YOUR GOAL —
Copy the data exactly as it appears, and do not include any pictures.

==================================================

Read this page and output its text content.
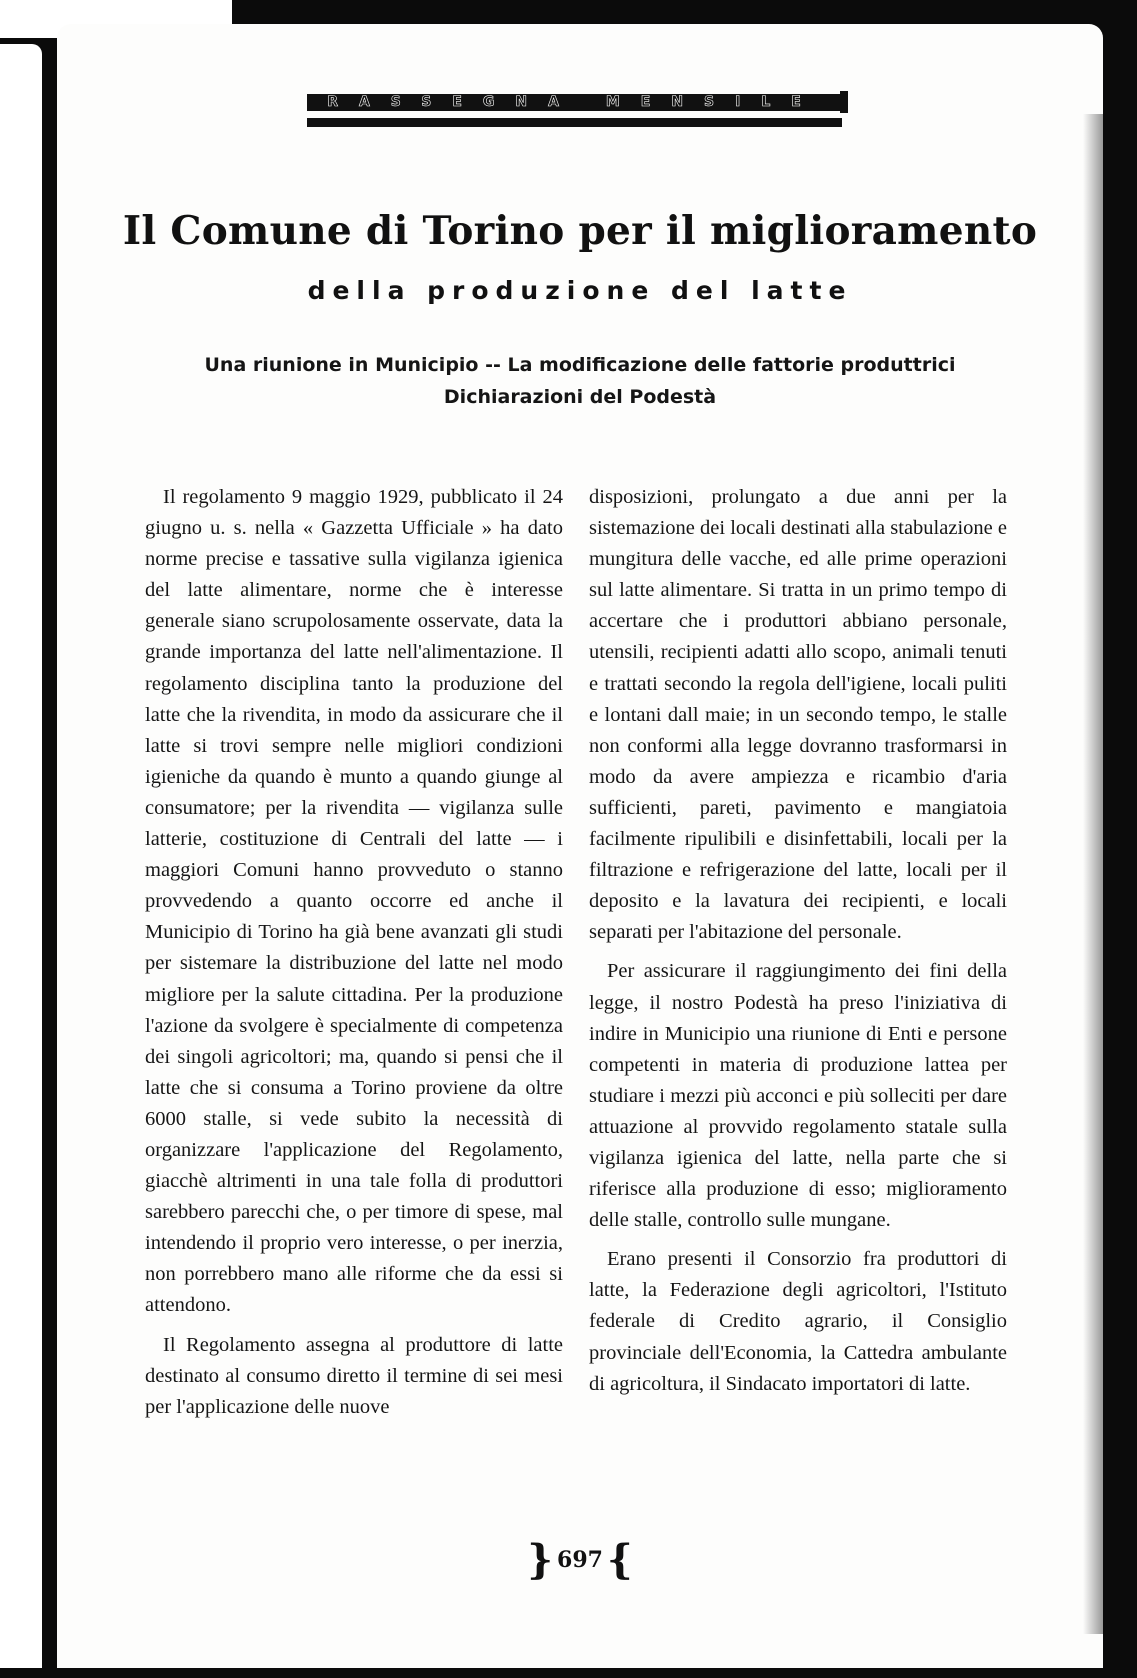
RASSEGNA MENSILE
Il Comune di Torino per il miglioramento
della produzione del latte

Una riunione in Municipio -- La modificazione delle fattorie produttrici

Dichiarazioni del Podestà

Il regolamento 9 maggio 1929, pubblicato il 24 giugno u. s. nella « Gazzetta Ufficiale » ha dato norme precise e tassative sulla vigilanza igienica del latte alimentare, norme che è interesse generale siano scrupolosamente osservate, data la grande importanza del latte nell'alimentazione. Il regolamento disciplina tanto la produzione del latte che la rivendita, in modo da assicurare che il latte si trovi sempre nelle migliori condizioni igieniche da quando è munto a quando giunge al consumatore; per la rivendita — vigilanza sulle latterie, costituzione di Centrali del latte — i maggiori Comuni hanno provveduto o stanno provvedendo a quanto occorre ed anche il Municipio di Torino ha già bene avanzati gli studi per sistemare la distribuzione del latte nel modo migliore per la salute cittadina. Per la produzione l'azione da svolgere è specialmente di competenza dei singoli agricoltori; ma, quando si pensi che il latte che si consuma a Torino proviene da oltre 6000 stalle, si vede subito la necessità di organizzare l'applicazione del Regolamento, giacchè altrimenti in una tale folla di produttori sarebbero parecchi che, o per timore di spese, mal intendendo il proprio vero interesse, o per inerzia, non porrebbero mano alle riforme che da essi si attendono.

Il Regolamento assegna al produttore di latte destinato al consumo diretto il termine di sei mesi per l'applicazione delle nuove

disposizioni, prolungato a due anni per la sistemazione dei locali destinati alla stabulazione e mungitura delle vacche, ed alle prime operazioni sul latte alimentare. Si tratta in un primo tempo di accertare che i produttori abbiano personale, utensili, recipienti adatti allo scopo, animali tenuti e trattati secondo la regola dell'igiene, locali puliti e lontani dall maie; in un secondo tempo, le stalle non conformi alla legge dovranno trasformarsi in modo da avere ampiezza e ricambio d'aria sufficienti, pareti, pavimento e mangiatoia facilmente ripulibili e disinfettabili, locali per la filtrazione e refrigerazione del latte, locali per il deposito e la lavatura dei recipienti, e locali separati per l'abitazione del personale.

Per assicurare il raggiungimento dei fini della legge, il nostro Podestà ha preso l'iniziativa di indire in Municipio una riunione di Enti e persone competenti in materia di produzione lattea per studiare i mezzi più acconci e più solleciti per dare attuazione al provvido regolamento statale sulla vigilanza igienica del latte, nella parte che si riferisce alla produzione di esso; miglioramento delle stalle, controllo sulle mungane.

Erano presenti il Consorzio fra produttori di latte, la Federazione degli agricoltori, l'Istituto federale di Credito agrario, il Consiglio provinciale dell'Economia, la Cattedra ambulante di agricoltura, il Sindacato importatori di latte.

} 697 {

==================================================

FULL SOLUTION —
Read this page and output its text content.
RASSEGNA MENSILE
Il Comune di Torino per il miglioramento
della produzione del latte

Una riunione in Municipio -- La modificazione delle fattorie produttrici

Dichiarazioni del Podestà

Il regolamento 9 maggio 1929, pubblicato il 24 giugno u. s. nella « Gazzetta Ufficiale » ha dato norme precise e tassative sulla vigilanza igienica del latte alimentare, norme che è interesse generale siano scrupolosamente osservate, data la grande importanza del latte nell'alimentazione. Il regolamento disciplina tanto la produzione del latte che la rivendita, in modo da assicurare che il latte si trovi sempre nelle migliori condizioni igieniche da quando è munto a quando giunge al consumatore; per la rivendita — vigilanza sulle latterie, costituzione di Centrali del latte — i maggiori Comuni hanno provveduto o stanno provvedendo a quanto occorre ed anche il Municipio di Torino ha già bene avanzati gli studi per sistemare la distribuzione del latte nel modo migliore per la salute cittadina. Per la produzione l'azione da svolgere è specialmente di competenza dei singoli agricoltori; ma, quando si pensi che il latte che si consuma a Torino proviene da oltre 6000 stalle, si vede subito la necessità di organizzare l'applicazione del Regolamento, giacchè altrimenti in una tale folla di produttori sarebbero parecchi che, o per timore di spese, mal intendendo il proprio vero interesse, o per inerzia, non porrebbero mano alle riforme che da essi si attendono.

Il Regolamento assegna al produttore di latte destinato al consumo diretto il termine di sei mesi per l'applicazione delle nuove

disposizioni, prolungato a due anni per la sistemazione dei locali destinati alla stabulazione e mungitura delle vacche, ed alle prime operazioni sul latte alimentare. Si tratta in un primo tempo di accertare che i produttori abbiano personale, utensili, recipienti adatti allo scopo, animali tenuti e trattati secondo la regola dell'igiene, locali puliti e lontani dall maie; in un secondo tempo, le stalle non conformi alla legge dovranno trasformarsi in modo da avere ampiezza e ricambio d'aria sufficienti, pareti, pavimento e mangiatoia facilmente ripulibili e disinfettabili, locali per la filtrazione e refrigerazione del latte, locali per il deposito e la lavatura dei recipienti, e locali separati per l'abitazione del personale.

Per assicurare il raggiungimento dei fini della legge, il nostro Podestà ha preso l'iniziativa di indire in Municipio una riunione di Enti e persone competenti in materia di produzione lattea per studiare i mezzi più acconci e più solleciti per dare attuazione al provvido regolamento statale sulla vigilanza igienica del latte, nella parte che si riferisce alla produzione di esso; miglioramento delle stalle, controllo sulle mungane.

Erano presenti il Consorzio fra produttori di latte, la Federazione degli agricoltori, l'Istituto federale di Credito agrario, il Consiglio provinciale dell'Economia, la Cattedra ambulante di agricoltura, il Sindacato importatori di latte.

} 697 {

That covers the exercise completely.